### WRITTEN INSTRUCTION:
Out of the lines below, please list those that hold the string "total".

★ ★ ★ ★ ★ ★ ★

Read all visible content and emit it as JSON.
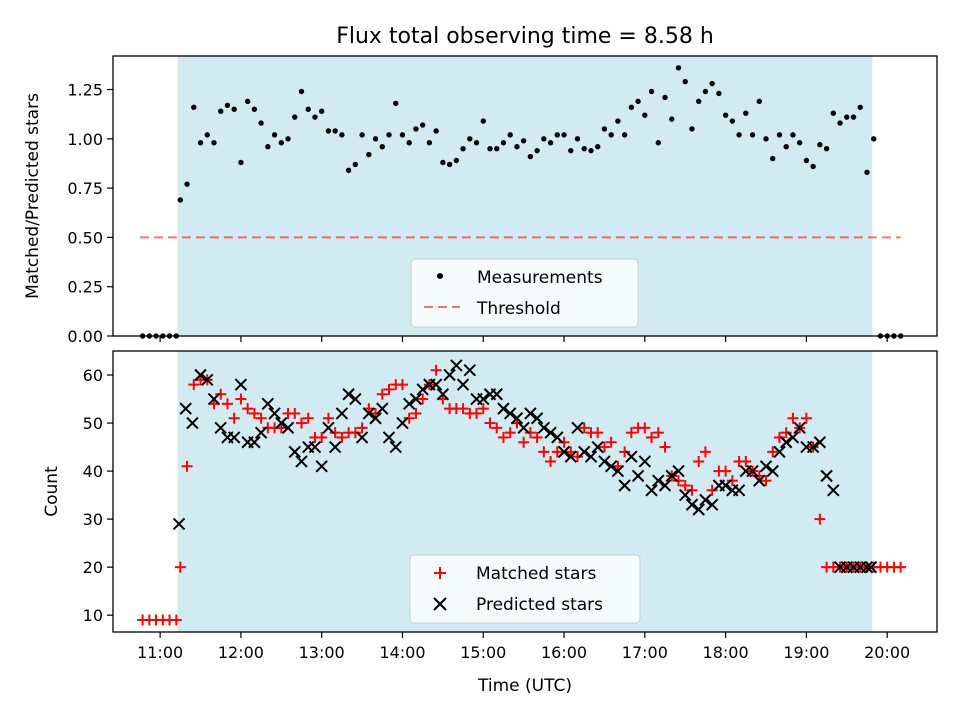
{
  "title": "Flux total observing time = 8.58 h",
  "colors": {
    "shade": "#add8e6",
    "threshold": "#ff0000",
    "measurement": "#000000",
    "matched": "#ff0000",
    "predicted": "#000000"
  },
  "chart_data": [
    {
      "type": "scatter",
      "title": "Flux total observing time = 8.58 h",
      "xlabel": "",
      "ylabel": "Matched/Predicted stars",
      "xlim": [
        "10:25",
        "20:37"
      ],
      "ylim": [
        0,
        1.42
      ],
      "yticks": [
        "0.00",
        "0.25",
        "0.50",
        "0.75",
        "1.00",
        "1.25"
      ],
      "grid": false,
      "legend_position": "bottom-center",
      "shaded_region": {
        "x_start": "11:13",
        "x_end": "19:49",
        "color": "lightblue"
      },
      "threshold": {
        "name": "Threshold",
        "y": 0.5,
        "x_start": "10:45",
        "x_end": "20:10",
        "style": "dashed"
      },
      "series": [
        {
          "name": "Measurements",
          "marker": "dot",
          "x": [
            "10:47",
            "10:52",
            "10:57",
            "11:02",
            "11:07",
            "11:12",
            "11:15",
            "11:20",
            "11:25",
            "11:30",
            "11:35",
            "11:40",
            "11:45",
            "11:50",
            "11:55",
            "12:00",
            "12:05",
            "12:10",
            "12:15",
            "12:20",
            "12:25",
            "12:30",
            "12:35",
            "12:40",
            "12:45",
            "12:50",
            "12:55",
            "13:00",
            "13:05",
            "13:10",
            "13:15",
            "13:20",
            "13:25",
            "13:30",
            "13:35",
            "13:40",
            "13:45",
            "13:50",
            "13:55",
            "14:00",
            "14:05",
            "14:10",
            "14:15",
            "14:20",
            "14:25",
            "14:30",
            "14:35",
            "14:40",
            "14:45",
            "14:50",
            "14:55",
            "15:00",
            "15:05",
            "15:10",
            "15:15",
            "15:20",
            "15:25",
            "15:30",
            "15:35",
            "15:40",
            "15:45",
            "15:50",
            "15:55",
            "16:00",
            "16:05",
            "16:10",
            "16:15",
            "16:20",
            "16:25",
            "16:30",
            "16:35",
            "16:40",
            "16:45",
            "16:50",
            "16:55",
            "17:00",
            "17:05",
            "17:10",
            "17:15",
            "17:20",
            "17:25",
            "17:30",
            "17:35",
            "17:40",
            "17:45",
            "17:50",
            "17:55",
            "18:00",
            "18:05",
            "18:10",
            "18:15",
            "18:20",
            "18:25",
            "18:30",
            "18:35",
            "18:40",
            "18:45",
            "18:50",
            "18:55",
            "19:00",
            "19:05",
            "19:10",
            "19:15",
            "19:20",
            "19:25",
            "19:30",
            "19:35",
            "19:40",
            "19:45",
            "19:50",
            "19:55",
            "20:00",
            "20:05",
            "20:10"
          ],
          "y": [
            0.0,
            0.0,
            0.0,
            0.0,
            0.0,
            0.0,
            0.69,
            0.77,
            1.16,
            0.98,
            1.02,
            0.98,
            1.14,
            1.17,
            1.15,
            0.88,
            1.19,
            1.15,
            1.08,
            0.96,
            1.02,
            0.98,
            1.0,
            1.11,
            1.24,
            1.15,
            1.11,
            1.14,
            1.04,
            1.04,
            1.02,
            0.84,
            0.87,
            1.02,
            0.92,
            1.0,
            0.96,
            1.02,
            1.18,
            1.02,
            0.98,
            1.05,
            1.07,
            0.98,
            1.04,
            0.88,
            0.87,
            0.89,
            0.95,
            1.0,
            0.98,
            1.09,
            0.95,
            0.95,
            0.98,
            1.02,
            0.96,
            0.99,
            0.91,
            0.94,
            1.0,
            0.98,
            1.02,
            1.02,
            0.94,
            1.0,
            0.95,
            0.94,
            0.96,
            1.05,
            1.02,
            1.09,
            1.02,
            1.16,
            1.19,
            1.12,
            1.24,
            0.98,
            1.21,
            1.1,
            1.36,
            1.29,
            1.05,
            1.19,
            1.24,
            1.28,
            1.23,
            1.12,
            1.09,
            1.02,
            1.13,
            1.02,
            1.19,
            1.0,
            0.9,
            1.02,
            0.96,
            1.02,
            0.98,
            0.89,
            0.86,
            0.97,
            0.95,
            1.13,
            1.08,
            1.11,
            1.11,
            1.16,
            0.83,
            1.0,
            0.0,
            0.0,
            0.0,
            0.0
          ]
        }
      ]
    },
    {
      "type": "scatter",
      "title": "",
      "xlabel": "Time (UTC)",
      "ylabel": "Count",
      "xlim": [
        "10:25",
        "20:37"
      ],
      "ylim": [
        6.5,
        65.0
      ],
      "yticks": [
        "10",
        "20",
        "30",
        "40",
        "50",
        "60"
      ],
      "xticks": [
        "11:00",
        "12:00",
        "13:00",
        "14:00",
        "15:00",
        "16:00",
        "17:00",
        "18:00",
        "19:00",
        "20:00"
      ],
      "grid": false,
      "legend_position": "bottom-center",
      "shaded_region": {
        "x_start": "11:13",
        "x_end": "19:49",
        "color": "lightblue"
      },
      "series": [
        {
          "name": "Matched stars",
          "marker": "plus",
          "x": [
            "10:47",
            "10:52",
            "10:57",
            "11:02",
            "11:07",
            "11:12",
            "11:15",
            "11:20",
            "11:25",
            "11:30",
            "11:35",
            "11:40",
            "11:45",
            "11:50",
            "11:55",
            "12:00",
            "12:05",
            "12:10",
            "12:15",
            "12:20",
            "12:25",
            "12:30",
            "12:35",
            "12:40",
            "12:45",
            "12:50",
            "12:55",
            "13:00",
            "13:05",
            "13:10",
            "13:15",
            "13:20",
            "13:25",
            "13:30",
            "13:35",
            "13:40",
            "13:45",
            "13:50",
            "13:55",
            "14:00",
            "14:05",
            "14:10",
            "14:15",
            "14:20",
            "14:25",
            "14:30",
            "14:35",
            "14:40",
            "14:45",
            "14:50",
            "14:55",
            "15:00",
            "15:05",
            "15:10",
            "15:15",
            "15:20",
            "15:25",
            "15:30",
            "15:35",
            "15:40",
            "15:45",
            "15:50",
            "15:55",
            "16:00",
            "16:05",
            "16:10",
            "16:15",
            "16:20",
            "16:25",
            "16:30",
            "16:35",
            "16:40",
            "16:45",
            "16:50",
            "16:55",
            "17:00",
            "17:05",
            "17:10",
            "17:15",
            "17:20",
            "17:25",
            "17:30",
            "17:35",
            "17:40",
            "17:45",
            "17:50",
            "17:55",
            "18:00",
            "18:05",
            "18:10",
            "18:15",
            "18:20",
            "18:25",
            "18:30",
            "18:35",
            "18:40",
            "18:45",
            "18:50",
            "18:55",
            "19:00",
            "19:05",
            "19:10",
            "19:15",
            "19:20",
            "19:25",
            "19:30",
            "19:35",
            "19:40",
            "19:45",
            "19:50",
            "19:55",
            "20:00",
            "20:05",
            "20:10"
          ],
          "y": [
            9,
            9,
            9,
            9,
            9,
            9,
            20,
            41,
            58,
            59,
            59,
            54,
            56,
            54,
            51,
            55,
            53,
            52,
            51,
            49,
            49,
            49,
            52,
            52,
            50,
            51,
            47,
            47,
            51,
            48,
            47,
            48,
            48,
            49,
            53,
            52,
            56,
            57,
            58,
            58,
            51,
            52,
            55,
            58,
            61,
            55,
            53,
            53,
            53,
            52,
            52,
            53,
            50,
            49,
            47,
            48,
            50,
            46,
            48,
            47,
            44,
            42,
            44,
            46,
            44,
            43,
            49,
            48,
            48,
            45,
            46,
            41,
            44,
            48,
            49,
            49,
            47,
            48,
            45,
            39,
            38,
            37,
            36,
            42,
            44,
            36,
            40,
            40,
            38,
            42,
            42,
            40,
            39,
            38,
            44,
            47,
            48,
            51,
            49,
            51,
            45,
            30,
            20,
            20,
            20,
            20,
            20,
            20,
            20,
            20,
            20,
            20,
            20,
            20
          ]
        },
        {
          "name": "Predicted stars",
          "marker": "x",
          "x": [
            "11:14",
            "11:19",
            "11:24",
            "11:30",
            "11:35",
            "11:40",
            "11:45",
            "11:50",
            "11:55",
            "12:00",
            "12:05",
            "12:10",
            "12:15",
            "12:20",
            "12:25",
            "12:30",
            "12:35",
            "12:40",
            "12:45",
            "12:50",
            "12:55",
            "13:00",
            "13:05",
            "13:10",
            "13:15",
            "13:20",
            "13:25",
            "13:30",
            "13:35",
            "13:40",
            "13:45",
            "13:50",
            "13:55",
            "14:00",
            "14:05",
            "14:10",
            "14:15",
            "14:20",
            "14:25",
            "14:30",
            "14:35",
            "14:40",
            "14:45",
            "14:50",
            "14:55",
            "15:00",
            "15:05",
            "15:10",
            "15:15",
            "15:20",
            "15:25",
            "15:30",
            "15:35",
            "15:40",
            "15:45",
            "15:50",
            "15:55",
            "16:00",
            "16:05",
            "16:10",
            "16:15",
            "16:20",
            "16:25",
            "16:30",
            "16:35",
            "16:40",
            "16:45",
            "16:50",
            "16:55",
            "17:00",
            "17:05",
            "17:10",
            "17:15",
            "17:20",
            "17:25",
            "17:30",
            "17:35",
            "17:40",
            "17:45",
            "17:50",
            "17:55",
            "18:00",
            "18:05",
            "18:10",
            "18:15",
            "18:20",
            "18:25",
            "18:30",
            "18:35",
            "18:40",
            "18:45",
            "18:50",
            "18:55",
            "19:00",
            "19:05",
            "19:10",
            "19:15",
            "19:20",
            "19:25",
            "19:30",
            "19:35",
            "19:40",
            "19:45",
            "19:48"
          ],
          "y": [
            29,
            53,
            50,
            60,
            59,
            55,
            49,
            47,
            47,
            58,
            46,
            46,
            48,
            54,
            52,
            50,
            49,
            44,
            42,
            45,
            45,
            41,
            49,
            45,
            52,
            56,
            55,
            47,
            52,
            51,
            53,
            47,
            45,
            50,
            54,
            55,
            57,
            58,
            58,
            56,
            60,
            62,
            58,
            61,
            55,
            55,
            56,
            56,
            53,
            52,
            51,
            49,
            52,
            51,
            49,
            48,
            47,
            44,
            43,
            49,
            44,
            43,
            45,
            42,
            41,
            40,
            37,
            43,
            39,
            42,
            36,
            38,
            37,
            39,
            40,
            35,
            33,
            32,
            34,
            33,
            37,
            37,
            36,
            36,
            40,
            40,
            38,
            41,
            40,
            44,
            46,
            47,
            49,
            45,
            45,
            46,
            39,
            36,
            20,
            20,
            20,
            20,
            20,
            20
          ]
        }
      ]
    }
  ]
}
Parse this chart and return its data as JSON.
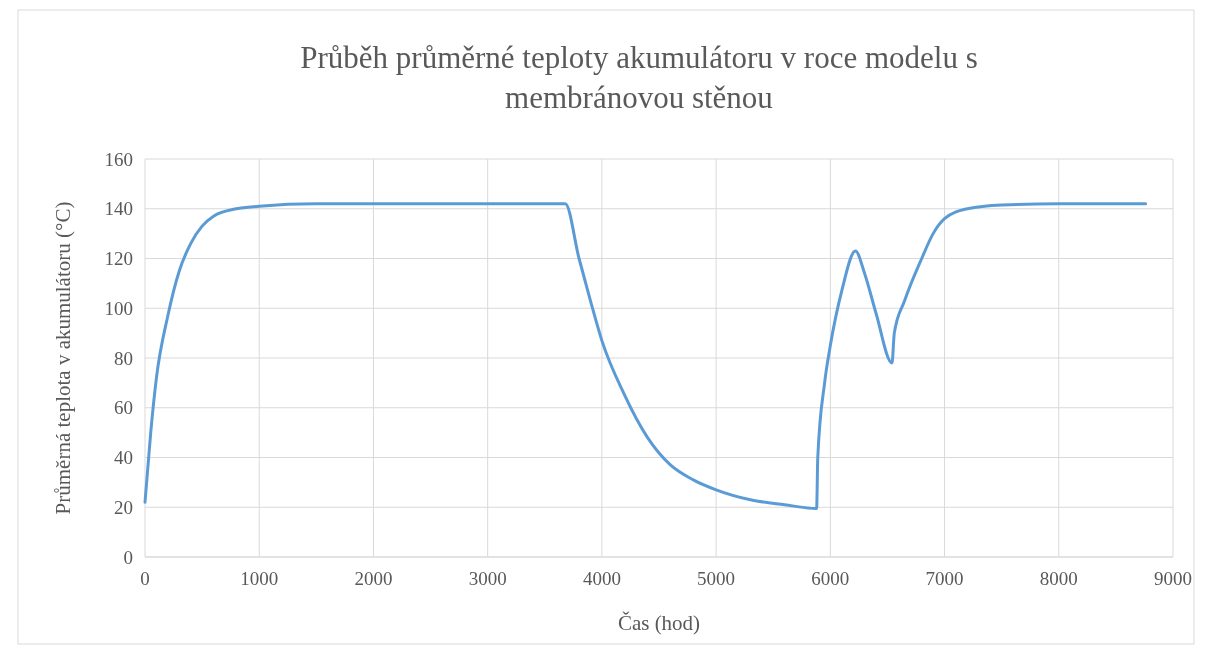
{
  "chart_data": {
    "type": "line",
    "title": "Průběh průměrné teploty akumulátoru v roce modelu s membránovou stěnou",
    "xlabel": "Čas (hod)",
    "ylabel": "Průměrná teplota v akumulátoru (°C)",
    "series": [
      {
        "color": "#5b9bd5",
        "x": [
          0,
          50,
          100,
          200,
          300,
          400,
          500,
          600,
          800,
          1000,
          1500,
          2500,
          3680,
          3800,
          3900,
          4000,
          4200,
          4400,
          4600,
          4800,
          5000,
          5300,
          5600,
          5880,
          5890,
          5950,
          6000,
          6100,
          6220,
          6300,
          6400,
          6540,
          6560,
          6650,
          6800,
          6900,
          7000,
          7200,
          7500,
          8000,
          8760
        ],
        "values": [
          22,
          50,
          72,
          97,
          115,
          126,
          133,
          137,
          140,
          141,
          142,
          142,
          142,
          120,
          103,
          87,
          65,
          48,
          37,
          31,
          27,
          23,
          21,
          19.5,
          40,
          70,
          85,
          107,
          123,
          114,
          98,
          78,
          90,
          103,
          120,
          130,
          136,
          140,
          141.5,
          142,
          142
        ]
      }
    ],
    "xlim": [
      0,
      9000
    ],
    "xticks": [
      0,
      1000,
      2000,
      3000,
      4000,
      5000,
      6000,
      7000,
      8000,
      9000
    ],
    "ylim": [
      0,
      160
    ],
    "yticks": [
      0,
      20,
      40,
      60,
      80,
      100,
      120,
      140,
      160
    ],
    "grid": true,
    "marker": "none",
    "line_style": "solid"
  }
}
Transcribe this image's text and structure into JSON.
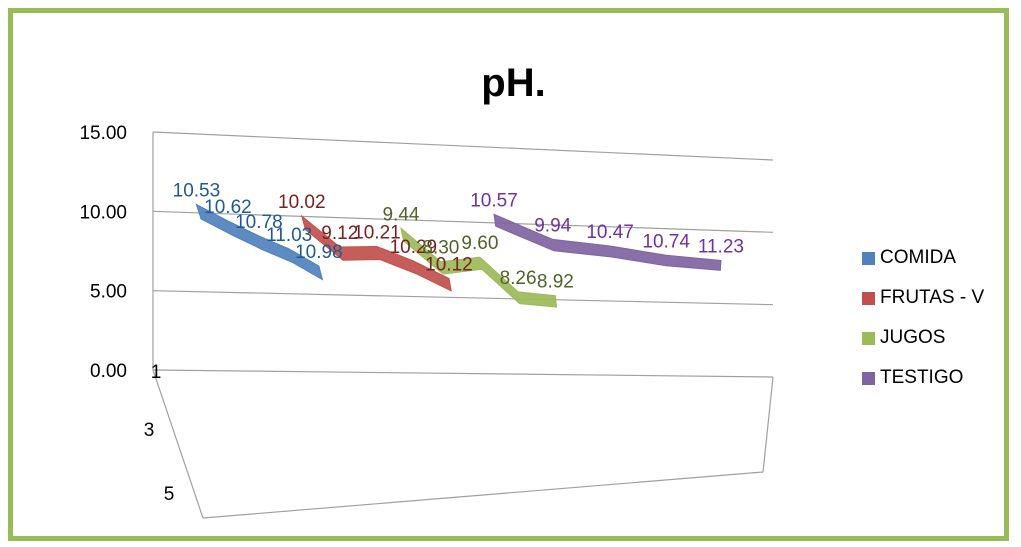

★ ★ ★ ★ ★ ★ ★

### SOLUTION TO THIS EXERCISE:
  "title": "Flux total observing time = 8.58 h",
      "title": "Flux total observing time = 8.58 h",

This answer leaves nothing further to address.